■ Required work
Copy every line, leaving nothing out and adding nothing.

■ Records for this task
## Begin

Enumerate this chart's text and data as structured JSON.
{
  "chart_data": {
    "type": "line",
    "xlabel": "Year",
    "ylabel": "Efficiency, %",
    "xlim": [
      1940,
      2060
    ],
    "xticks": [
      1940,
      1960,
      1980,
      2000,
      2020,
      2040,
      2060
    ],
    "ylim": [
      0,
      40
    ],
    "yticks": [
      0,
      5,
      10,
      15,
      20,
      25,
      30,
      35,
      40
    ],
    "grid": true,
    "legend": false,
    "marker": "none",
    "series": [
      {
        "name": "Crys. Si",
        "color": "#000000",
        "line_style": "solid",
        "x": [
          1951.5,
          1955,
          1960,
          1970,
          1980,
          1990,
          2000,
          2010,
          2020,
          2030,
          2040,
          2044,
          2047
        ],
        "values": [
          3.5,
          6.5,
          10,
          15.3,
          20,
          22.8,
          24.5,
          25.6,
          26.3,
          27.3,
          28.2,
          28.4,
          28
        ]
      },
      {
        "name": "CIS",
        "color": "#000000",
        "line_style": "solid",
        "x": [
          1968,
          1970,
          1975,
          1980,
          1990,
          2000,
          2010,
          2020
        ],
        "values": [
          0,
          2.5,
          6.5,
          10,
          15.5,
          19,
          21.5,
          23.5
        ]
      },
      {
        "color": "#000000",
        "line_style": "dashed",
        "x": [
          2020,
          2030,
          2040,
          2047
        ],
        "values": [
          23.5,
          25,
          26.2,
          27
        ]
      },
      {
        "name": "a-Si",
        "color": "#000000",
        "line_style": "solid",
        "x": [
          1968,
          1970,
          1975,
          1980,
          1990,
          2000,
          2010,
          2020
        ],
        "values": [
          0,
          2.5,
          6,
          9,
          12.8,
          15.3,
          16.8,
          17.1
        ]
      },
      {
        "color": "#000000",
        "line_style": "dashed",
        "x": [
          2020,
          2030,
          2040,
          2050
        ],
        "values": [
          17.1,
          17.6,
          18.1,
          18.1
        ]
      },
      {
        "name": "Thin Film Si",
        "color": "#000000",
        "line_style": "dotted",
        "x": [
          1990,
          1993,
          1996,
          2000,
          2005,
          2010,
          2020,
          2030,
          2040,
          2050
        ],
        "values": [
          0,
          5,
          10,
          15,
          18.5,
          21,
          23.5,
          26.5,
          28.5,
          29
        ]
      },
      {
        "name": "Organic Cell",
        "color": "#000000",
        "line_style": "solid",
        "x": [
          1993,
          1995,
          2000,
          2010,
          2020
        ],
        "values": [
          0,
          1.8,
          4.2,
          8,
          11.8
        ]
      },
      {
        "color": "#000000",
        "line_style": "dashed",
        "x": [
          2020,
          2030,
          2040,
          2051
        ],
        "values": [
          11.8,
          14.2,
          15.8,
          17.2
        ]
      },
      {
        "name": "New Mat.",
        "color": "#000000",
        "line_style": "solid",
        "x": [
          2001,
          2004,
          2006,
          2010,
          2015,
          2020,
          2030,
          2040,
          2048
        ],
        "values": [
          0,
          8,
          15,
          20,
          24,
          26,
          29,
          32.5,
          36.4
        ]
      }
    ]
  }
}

## End

■ Result for this exercise
Enumerate this chart's text and data as structured JSON.
{
  "chart_data": {
    "type": "line",
    "xlabel": "Year",
    "ylabel": "Efficiency, %",
    "xlim": [
      1940,
      2060
    ],
    "xticks": [
      1940,
      1960,
      1980,
      2000,
      2020,
      2040,
      2060
    ],
    "ylim": [
      0,
      40
    ],
    "yticks": [
      0,
      5,
      10,
      15,
      20,
      25,
      30,
      35,
      40
    ],
    "grid": true,
    "legend": false,
    "marker": "none",
    "series": [
      {
        "name": "Crys. Si",
        "color": "#000000",
        "line_style": "solid",
        "x": [
          1951.5,
          1955,
          1960,
          1970,
          1980,
          1990,
          2000,
          2010,
          2020,
          2030,
          2040,
          2044,
          2047
        ],
        "values": [
          3.5,
          6.5,
          10,
          15.3,
          20,
          22.8,
          24.5,
          25.6,
          26.3,
          27.3,
          28.2,
          28.4,
          28
        ]
      },
      {
        "name": "CIS",
        "color": "#000000",
        "line_style": "solid",
        "x": [
          1968,
          1970,
          1975,
          1980,
          1990,
          2000,
          2010,
          2020
        ],
        "values": [
          0,
          2.5,
          6.5,
          10,
          15.5,
          19,
          21.5,
          23.5
        ]
      },
      {
        "color": "#000000",
        "line_style": "dashed",
        "x": [
          2020,
          2030,
          2040,
          2047
        ],
        "values": [
          23.5,
          25,
          26.2,
          27
        ]
      },
      {
        "name": "a-Si",
        "color": "#000000",
        "line_style": "solid",
        "x": [
          1968,
          1970,
          1975,
          1980,
          1990,
          2000,
          2010,
          2020
        ],
        "values": [
          0,
          2.5,
          6,
          9,
          12.8,
          15.3,
          16.8,
          17.1
        ]
      },
      {
        "color": "#000000",
        "line_style": "dashed",
        "x": [
          2020,
          2030,
          2040,
          2050
        ],
        "values": [
          17.1,
          17.6,
          18.1,
          18.1
        ]
      },
      {
        "name": "Thin Film Si",
        "color": "#000000",
        "line_style": "dotted",
        "x": [
          1990,
          1993,
          1996,
          2000,
          2005,
          2010,
          2020,
          2030,
          2040,
          2050
        ],
        "values": [
          0,
          5,
          10,
          15,
          18.5,
          21,
          23.5,
          26.5,
          28.5,
          29
        ]
      },
      {
        "name": "Organic Cell",
        "color": "#000000",
        "line_style": "solid",
        "x": [
          1993,
          1995,
          2000,
          2010,
          2020
        ],
        "values": [
          0,
          1.8,
          4.2,
          8,
          11.8
        ]
      },
      {
        "color": "#000000",
        "line_style": "dashed",
        "x": [
          2020,
          2030,
          2040,
          2051
        ],
        "values": [
          11.8,
          14.2,
          15.8,
          17.2
        ]
      },
      {
        "name": "New Mat.",
        "color": "#000000",
        "line_style": "solid",
        "x": [
          2001,
          2004,
          2006,
          2010,
          2015,
          2020,
          2030,
          2040,
          2048
        ],
        "values": [
          0,
          8,
          15,
          20,
          24,
          26,
          29,
          32.5,
          36.4
        ]
      }
    ]
  }
}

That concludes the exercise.